*To do*:
For the data below, report the number of lines that contain the string "붙여넣기" and nothing else.

*Dataset items*:
────

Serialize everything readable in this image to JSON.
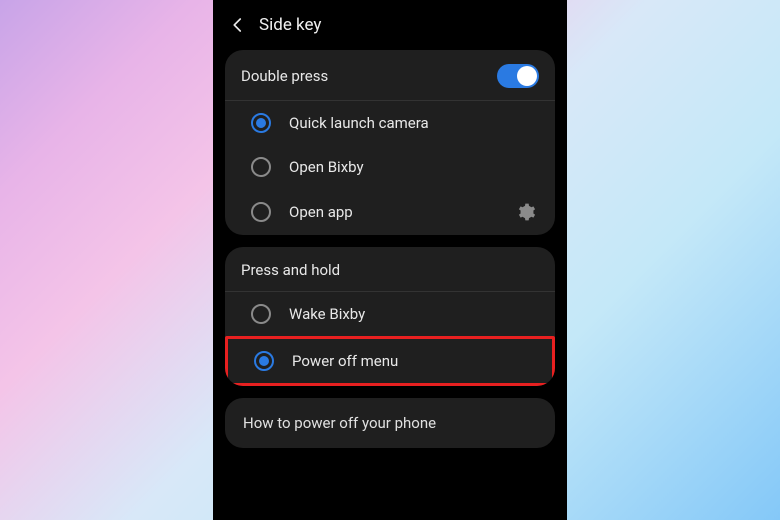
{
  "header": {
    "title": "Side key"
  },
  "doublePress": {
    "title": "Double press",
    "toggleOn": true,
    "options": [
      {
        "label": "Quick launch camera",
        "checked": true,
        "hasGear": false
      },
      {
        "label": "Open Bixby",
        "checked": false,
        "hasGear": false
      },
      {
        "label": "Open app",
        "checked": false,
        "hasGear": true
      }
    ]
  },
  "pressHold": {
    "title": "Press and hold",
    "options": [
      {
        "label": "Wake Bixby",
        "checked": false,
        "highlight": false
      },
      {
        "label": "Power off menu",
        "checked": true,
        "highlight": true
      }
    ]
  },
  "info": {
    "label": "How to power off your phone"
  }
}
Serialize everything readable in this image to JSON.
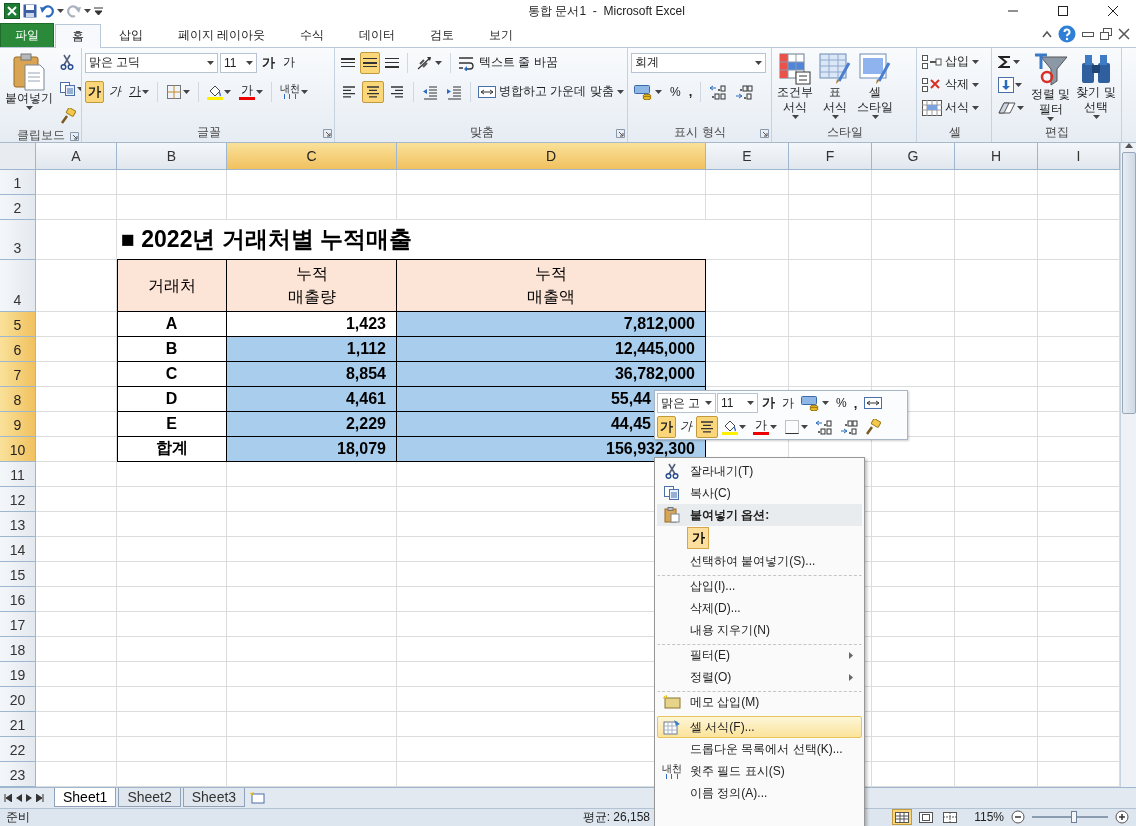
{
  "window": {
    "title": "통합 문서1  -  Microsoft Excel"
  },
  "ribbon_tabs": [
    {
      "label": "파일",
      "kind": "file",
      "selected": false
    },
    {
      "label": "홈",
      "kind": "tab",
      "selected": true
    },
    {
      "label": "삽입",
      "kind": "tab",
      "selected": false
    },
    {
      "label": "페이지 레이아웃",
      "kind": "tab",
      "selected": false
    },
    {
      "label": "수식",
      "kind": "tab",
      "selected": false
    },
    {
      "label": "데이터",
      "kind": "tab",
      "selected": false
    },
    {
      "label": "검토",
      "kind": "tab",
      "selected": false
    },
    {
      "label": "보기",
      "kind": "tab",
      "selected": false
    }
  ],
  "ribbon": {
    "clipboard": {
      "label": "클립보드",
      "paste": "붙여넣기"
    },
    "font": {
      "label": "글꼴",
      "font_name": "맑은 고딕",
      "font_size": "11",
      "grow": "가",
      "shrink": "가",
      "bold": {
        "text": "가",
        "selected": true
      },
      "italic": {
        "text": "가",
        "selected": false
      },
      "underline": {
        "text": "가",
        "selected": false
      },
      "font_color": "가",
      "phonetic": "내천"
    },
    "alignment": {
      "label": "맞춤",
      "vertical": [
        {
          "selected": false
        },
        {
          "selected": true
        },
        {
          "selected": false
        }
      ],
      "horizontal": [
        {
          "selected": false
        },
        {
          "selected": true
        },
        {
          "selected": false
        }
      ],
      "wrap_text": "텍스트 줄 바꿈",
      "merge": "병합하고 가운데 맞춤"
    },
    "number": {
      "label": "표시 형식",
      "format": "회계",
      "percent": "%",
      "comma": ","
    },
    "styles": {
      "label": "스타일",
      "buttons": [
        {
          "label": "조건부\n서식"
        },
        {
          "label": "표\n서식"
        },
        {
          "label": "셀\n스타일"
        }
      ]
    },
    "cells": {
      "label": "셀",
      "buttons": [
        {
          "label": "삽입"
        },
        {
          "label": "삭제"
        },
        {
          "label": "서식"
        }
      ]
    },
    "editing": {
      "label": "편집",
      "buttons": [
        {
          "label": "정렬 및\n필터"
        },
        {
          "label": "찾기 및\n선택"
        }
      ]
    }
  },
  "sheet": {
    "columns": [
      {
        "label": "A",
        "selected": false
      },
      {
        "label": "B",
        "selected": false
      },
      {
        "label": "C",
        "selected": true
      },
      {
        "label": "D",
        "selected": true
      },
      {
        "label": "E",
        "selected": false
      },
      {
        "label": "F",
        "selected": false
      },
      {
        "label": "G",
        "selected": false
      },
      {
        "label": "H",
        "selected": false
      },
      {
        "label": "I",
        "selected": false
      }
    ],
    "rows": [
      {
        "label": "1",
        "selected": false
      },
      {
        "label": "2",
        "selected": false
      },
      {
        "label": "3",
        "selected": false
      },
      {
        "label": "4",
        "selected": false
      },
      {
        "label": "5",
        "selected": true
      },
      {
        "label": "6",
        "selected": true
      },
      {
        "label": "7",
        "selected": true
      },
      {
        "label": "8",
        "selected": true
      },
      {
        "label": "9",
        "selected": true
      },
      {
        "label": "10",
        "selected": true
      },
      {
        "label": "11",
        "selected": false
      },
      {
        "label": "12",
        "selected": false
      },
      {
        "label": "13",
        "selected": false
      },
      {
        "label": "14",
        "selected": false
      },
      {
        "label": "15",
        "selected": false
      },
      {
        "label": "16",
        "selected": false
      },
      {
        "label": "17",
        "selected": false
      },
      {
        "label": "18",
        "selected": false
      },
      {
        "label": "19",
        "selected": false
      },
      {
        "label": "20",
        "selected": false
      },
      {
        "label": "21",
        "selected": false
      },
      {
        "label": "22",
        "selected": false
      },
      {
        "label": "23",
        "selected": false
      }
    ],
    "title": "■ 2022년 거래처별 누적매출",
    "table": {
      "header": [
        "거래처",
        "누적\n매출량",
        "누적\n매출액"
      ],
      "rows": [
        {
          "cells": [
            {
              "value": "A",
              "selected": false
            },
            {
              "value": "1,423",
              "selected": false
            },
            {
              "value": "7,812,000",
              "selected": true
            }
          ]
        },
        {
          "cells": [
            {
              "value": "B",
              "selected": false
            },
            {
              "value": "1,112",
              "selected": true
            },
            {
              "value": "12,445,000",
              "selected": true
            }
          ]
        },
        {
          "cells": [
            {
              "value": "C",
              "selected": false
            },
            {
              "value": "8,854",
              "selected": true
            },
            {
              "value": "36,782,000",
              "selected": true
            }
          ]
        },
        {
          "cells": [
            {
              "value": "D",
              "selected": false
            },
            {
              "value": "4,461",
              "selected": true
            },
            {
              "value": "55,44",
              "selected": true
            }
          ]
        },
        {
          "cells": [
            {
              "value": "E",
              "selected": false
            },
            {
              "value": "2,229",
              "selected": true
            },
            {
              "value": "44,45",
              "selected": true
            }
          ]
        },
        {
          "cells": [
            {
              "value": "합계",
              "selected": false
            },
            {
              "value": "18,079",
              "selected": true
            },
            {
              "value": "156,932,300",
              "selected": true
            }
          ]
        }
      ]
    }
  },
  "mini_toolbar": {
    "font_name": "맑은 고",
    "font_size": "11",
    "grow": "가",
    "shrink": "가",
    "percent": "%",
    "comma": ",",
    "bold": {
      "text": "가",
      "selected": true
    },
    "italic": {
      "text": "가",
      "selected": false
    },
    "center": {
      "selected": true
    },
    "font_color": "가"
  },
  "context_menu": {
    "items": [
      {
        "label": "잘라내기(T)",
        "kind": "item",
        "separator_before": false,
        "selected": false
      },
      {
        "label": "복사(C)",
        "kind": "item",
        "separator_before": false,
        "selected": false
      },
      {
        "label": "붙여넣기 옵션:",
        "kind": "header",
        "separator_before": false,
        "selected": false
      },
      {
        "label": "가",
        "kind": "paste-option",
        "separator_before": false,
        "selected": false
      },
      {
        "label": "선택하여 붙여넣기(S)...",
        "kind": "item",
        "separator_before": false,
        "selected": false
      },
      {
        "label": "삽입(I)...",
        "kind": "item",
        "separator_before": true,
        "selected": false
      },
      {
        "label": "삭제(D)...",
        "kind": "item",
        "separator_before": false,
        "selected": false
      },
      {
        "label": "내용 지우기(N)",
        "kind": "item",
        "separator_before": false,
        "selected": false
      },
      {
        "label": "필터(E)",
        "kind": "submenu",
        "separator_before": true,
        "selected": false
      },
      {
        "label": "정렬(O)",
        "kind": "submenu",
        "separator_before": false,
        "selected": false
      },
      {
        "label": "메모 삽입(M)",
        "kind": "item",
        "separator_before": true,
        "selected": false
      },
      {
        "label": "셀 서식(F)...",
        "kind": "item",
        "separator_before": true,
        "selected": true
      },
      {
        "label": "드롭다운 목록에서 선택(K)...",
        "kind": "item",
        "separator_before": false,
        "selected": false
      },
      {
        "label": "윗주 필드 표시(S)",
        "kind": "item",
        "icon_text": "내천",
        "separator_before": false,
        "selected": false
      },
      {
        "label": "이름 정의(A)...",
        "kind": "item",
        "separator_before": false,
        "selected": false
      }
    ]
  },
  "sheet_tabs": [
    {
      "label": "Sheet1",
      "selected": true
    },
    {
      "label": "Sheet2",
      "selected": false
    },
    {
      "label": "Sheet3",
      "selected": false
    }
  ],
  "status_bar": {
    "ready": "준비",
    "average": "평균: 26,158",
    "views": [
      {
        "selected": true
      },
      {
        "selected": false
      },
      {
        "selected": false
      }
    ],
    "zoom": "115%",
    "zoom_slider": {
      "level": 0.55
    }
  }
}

────

*Result for this exercise*:
3